▶ _TO DO_
Using the material below, copy every line where "that" appears.

▶ _TASK INPUTS_
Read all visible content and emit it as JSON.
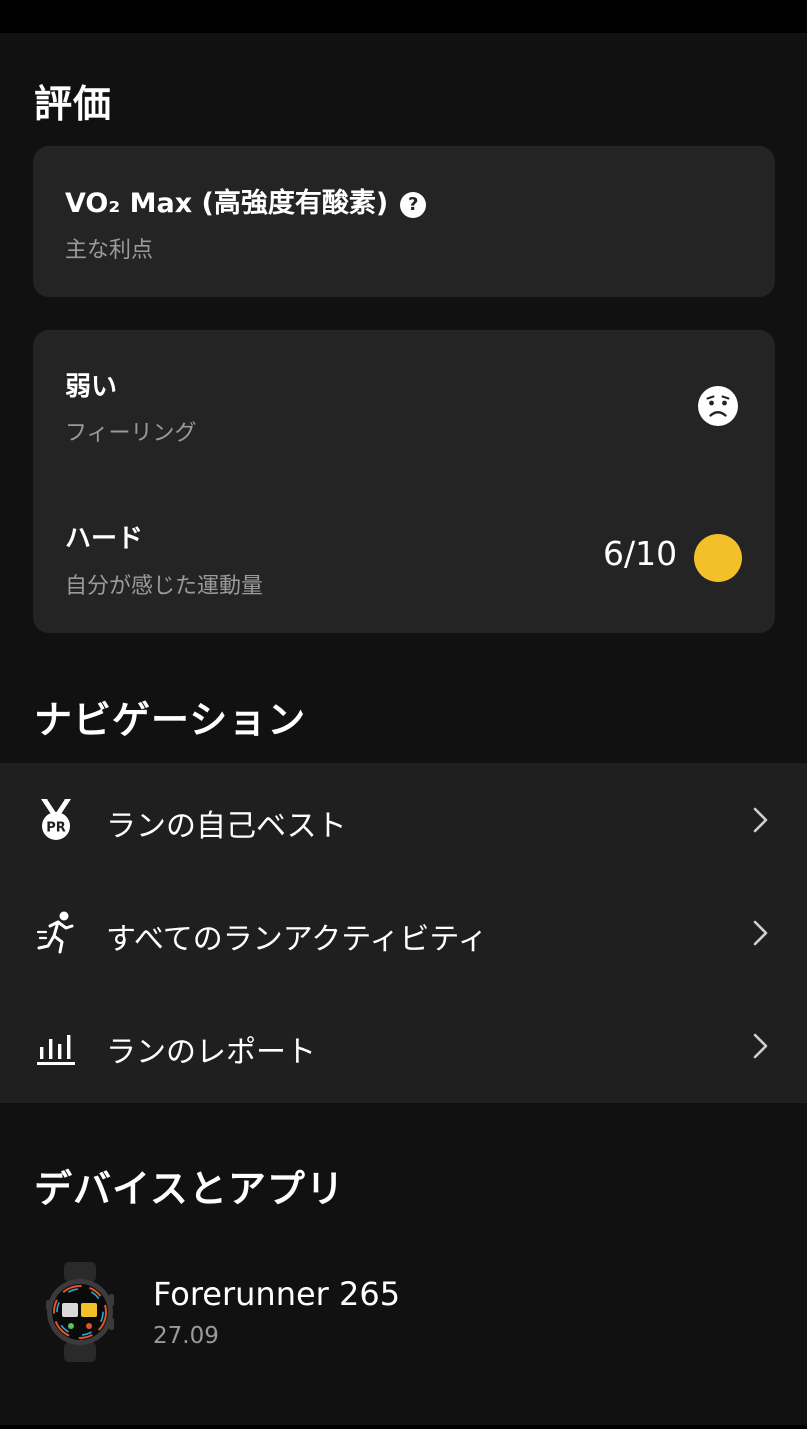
{
  "evaluation": {
    "title": "評価",
    "benefit_card": {
      "title": "VO₂ Max (高強度有酸素)",
      "subtitle": "主な利点",
      "help_glyph": "?"
    },
    "feeling": {
      "value": "弱い",
      "label": "フィーリング",
      "icon": "sad-face-icon"
    },
    "effort": {
      "value": "ハード",
      "label": "自分が感じた運動量",
      "score": "6/10",
      "dot_color": "#F4C02A"
    }
  },
  "navigation": {
    "title": "ナビゲーション",
    "items": [
      {
        "label": "ランの自己ベスト",
        "icon": "pr-medal-icon"
      },
      {
        "label": "すべてのランアクティビティ",
        "icon": "runner-icon"
      },
      {
        "label": "ランのレポート",
        "icon": "bar-chart-icon"
      }
    ]
  },
  "devices": {
    "title": "デバイスとアプリ",
    "device": {
      "name": "Forerunner 265",
      "version": "27.09",
      "icon": "watch-icon"
    }
  }
}
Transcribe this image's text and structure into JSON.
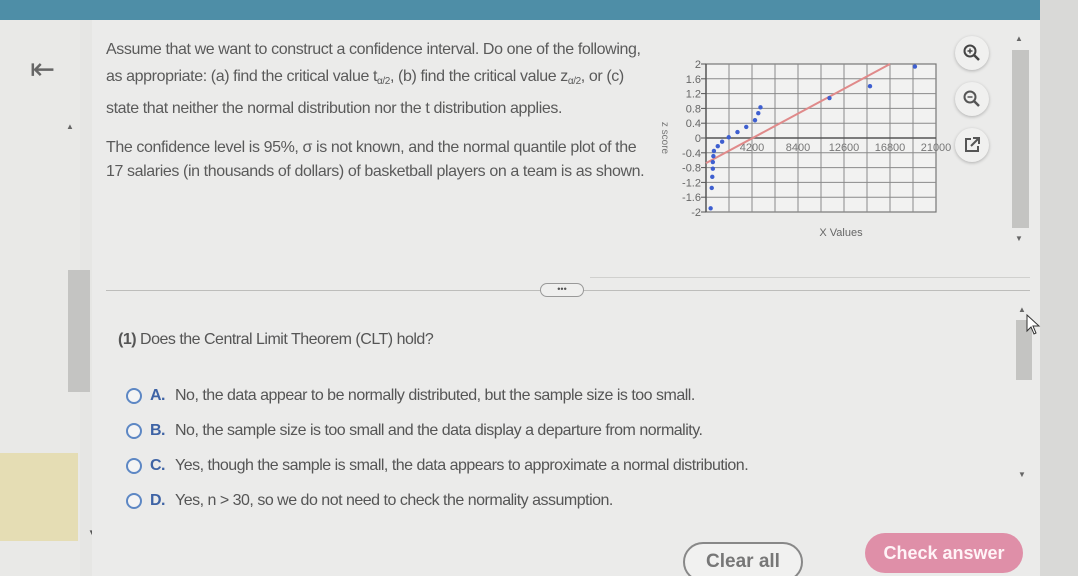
{
  "window": {
    "accent_color": "#4e8ea7"
  },
  "nav": {
    "collapse_icon": "collapse-left-arrow-icon"
  },
  "question": {
    "para1_part1": "Assume that we want to construct a confidence interval. Do one of the following, as appropriate: (a) find the critical value t",
    "t_subscript": "α/2",
    "para1_part2": ", (b) find the critical value z",
    "z_subscript": "α/2",
    "para1_part3": ", or (c) state that neither the normal distribution nor the t distribution applies.",
    "para2": "The confidence level is 95%, σ is not known, and the normal quantile plot of the 17 salaries (in thousands of dollars) of basketball players on a team is as shown."
  },
  "tools": {
    "zoom_in": "zoom-in-icon",
    "zoom_out": "zoom-out-icon",
    "popout": "popout-icon"
  },
  "more_button_label": "•••",
  "part1": {
    "number": "(1)",
    "prompt": "Does the Central Limit Theorem (CLT) hold?",
    "options": [
      {
        "letter": "A.",
        "text": "No, the data appear to be normally distributed, but the sample size is too small."
      },
      {
        "letter": "B.",
        "text": "No, the sample size is too small and the data display a departure from normality."
      },
      {
        "letter": "C.",
        "text": "Yes, though the sample is small, the data appears to approximate a normal distribution."
      },
      {
        "letter": "D.",
        "text": "Yes, n > 30, so we do not need to check the normality assumption."
      }
    ]
  },
  "buttons": {
    "clear_all": "Clear all",
    "check_answer": "Check answer",
    "check_color": "#df8fa8"
  },
  "chart_data": {
    "type": "scatter",
    "title": "",
    "xlabel": "X Values",
    "ylabel": "z score",
    "xlim": [
      0,
      21000
    ],
    "ylim": [
      -2,
      2
    ],
    "x_ticks": [
      "4200",
      "8400",
      "12600",
      "16800",
      "21000"
    ],
    "y_ticks": [
      "2",
      "1.6",
      "1.2",
      "0.8",
      "0.4",
      "0",
      "-0.4",
      "-0.8",
      "-1.2",
      "-1.6",
      "-2"
    ],
    "grid": true,
    "points": [
      {
        "x": 150,
        "z": -1.9
      },
      {
        "x": 250,
        "z": -1.35
      },
      {
        "x": 300,
        "z": -1.05
      },
      {
        "x": 350,
        "z": -0.83
      },
      {
        "x": 350,
        "z": -0.65
      },
      {
        "x": 400,
        "z": -0.49
      },
      {
        "x": 450,
        "z": -0.35
      },
      {
        "x": 800,
        "z": -0.22
      },
      {
        "x": 1200,
        "z": -0.1
      },
      {
        "x": 1800,
        "z": 0.02
      },
      {
        "x": 2600,
        "z": 0.16
      },
      {
        "x": 3400,
        "z": 0.3
      },
      {
        "x": 4200,
        "z": 0.48
      },
      {
        "x": 4500,
        "z": 0.67
      },
      {
        "x": 4700,
        "z": 0.83
      },
      {
        "x": 11000,
        "z": 1.08
      },
      {
        "x": 14700,
        "z": 1.4
      },
      {
        "x": 18800,
        "z": 1.93
      }
    ],
    "reference_line": {
      "x0": 0,
      "z0": -0.68,
      "x1": 16800,
      "z1": 2.0,
      "color": "#e08a8a"
    },
    "point_color": "#3e5fd0"
  }
}
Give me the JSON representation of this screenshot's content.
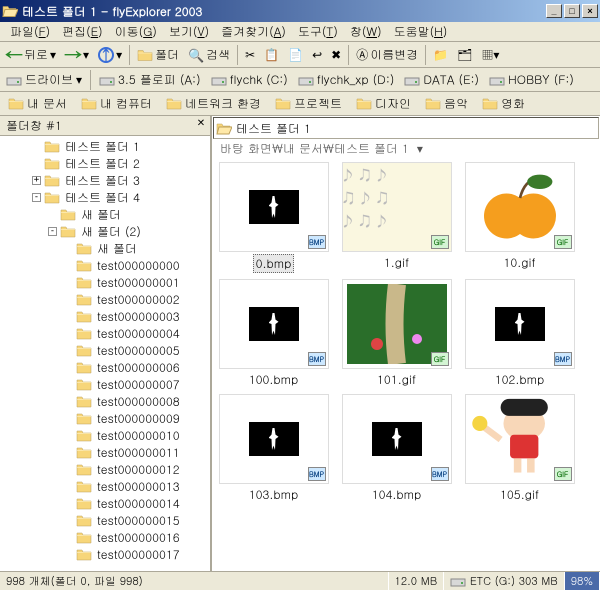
{
  "title": "테스트 폴더 1 - flyExplorer 2003",
  "menu": [
    "파일(F)",
    "편집(E)",
    "이동(G)",
    "보기(V)",
    "즐겨찾기(A)",
    "도구(T)",
    "창(W)",
    "도움말(H)"
  ],
  "tb": {
    "back": "뒤로",
    "folder": "폴더",
    "search": "검색",
    "rename": "이름변경"
  },
  "drives": {
    "label": "드라이브",
    "items": [
      "3.5 플로피 (A:)",
      "flychk (C:)",
      "flychk_xp (D:)",
      "DATA (E:)",
      "HOBBY (F:)"
    ]
  },
  "bookmarks": [
    "내 문서",
    "내 컴퓨터",
    "네트워크 환경",
    "프로젝트",
    "디자인",
    "음악",
    "영화"
  ],
  "treeHeader": "폴더창 #1",
  "tree": [
    {
      "d": 2,
      "e": "",
      "n": "테스트 폴더 1"
    },
    {
      "d": 2,
      "e": "",
      "n": "테스트 폴더 2"
    },
    {
      "d": 2,
      "e": "+",
      "n": "테스트 폴더 3"
    },
    {
      "d": 2,
      "e": "-",
      "n": "테스트 폴더 4"
    },
    {
      "d": 3,
      "e": "",
      "n": "새 폴더"
    },
    {
      "d": 3,
      "e": "-",
      "n": "새 폴더 (2)"
    },
    {
      "d": 4,
      "e": "",
      "n": "새 폴더"
    },
    {
      "d": 4,
      "e": "",
      "n": "test000000000"
    },
    {
      "d": 4,
      "e": "",
      "n": "test000000001"
    },
    {
      "d": 4,
      "e": "",
      "n": "test000000002"
    },
    {
      "d": 4,
      "e": "",
      "n": "test000000003"
    },
    {
      "d": 4,
      "e": "",
      "n": "test000000004"
    },
    {
      "d": 4,
      "e": "",
      "n": "test000000005"
    },
    {
      "d": 4,
      "e": "",
      "n": "test000000006"
    },
    {
      "d": 4,
      "e": "",
      "n": "test000000007"
    },
    {
      "d": 4,
      "e": "",
      "n": "test000000008"
    },
    {
      "d": 4,
      "e": "",
      "n": "test000000009"
    },
    {
      "d": 4,
      "e": "",
      "n": "test000000010"
    },
    {
      "d": 4,
      "e": "",
      "n": "test000000011"
    },
    {
      "d": 4,
      "e": "",
      "n": "test000000012"
    },
    {
      "d": 4,
      "e": "",
      "n": "test000000013"
    },
    {
      "d": 4,
      "e": "",
      "n": "test000000014"
    },
    {
      "d": 4,
      "e": "",
      "n": "test000000015"
    },
    {
      "d": 4,
      "e": "",
      "n": "test000000016"
    },
    {
      "d": 4,
      "e": "",
      "n": "test000000017"
    }
  ],
  "addr": "테스트 폴더 1",
  "breadcrumb": "바탕 화면\\내 문서\\테스트 폴더 1",
  "thumbs": [
    {
      "n": "0.bmp",
      "t": "bmp",
      "p": "sil",
      "sel": true
    },
    {
      "n": "1.gif",
      "t": "gif",
      "p": "notes"
    },
    {
      "n": "10.gif",
      "t": "gif",
      "p": "fruit"
    },
    {
      "n": "100.bmp",
      "t": "bmp",
      "p": "sil"
    },
    {
      "n": "101.gif",
      "t": "gif",
      "p": "garden"
    },
    {
      "n": "102.bmp",
      "t": "bmp",
      "p": "sil"
    },
    {
      "n": "103.bmp",
      "t": "bmp",
      "p": "sil"
    },
    {
      "n": "104.bmp",
      "t": "bmp",
      "p": "sil"
    },
    {
      "n": "105.gif",
      "t": "gif",
      "p": "shin"
    }
  ],
  "status": {
    "left": "998 개체(폴더 0, 파일 998)",
    "size": "12.0 MB",
    "disk": "ETC (G:) 303 MB",
    "pct": "98%"
  }
}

▶ _THE RESPONSE_
    "para1_part1": "Assume that we want to construct a confidence interval. Do one of the following, as appropriate: (a) find the critical value t",
    "para1_part3": ", or (c) state that neither the normal distribution nor the t distribution applies.",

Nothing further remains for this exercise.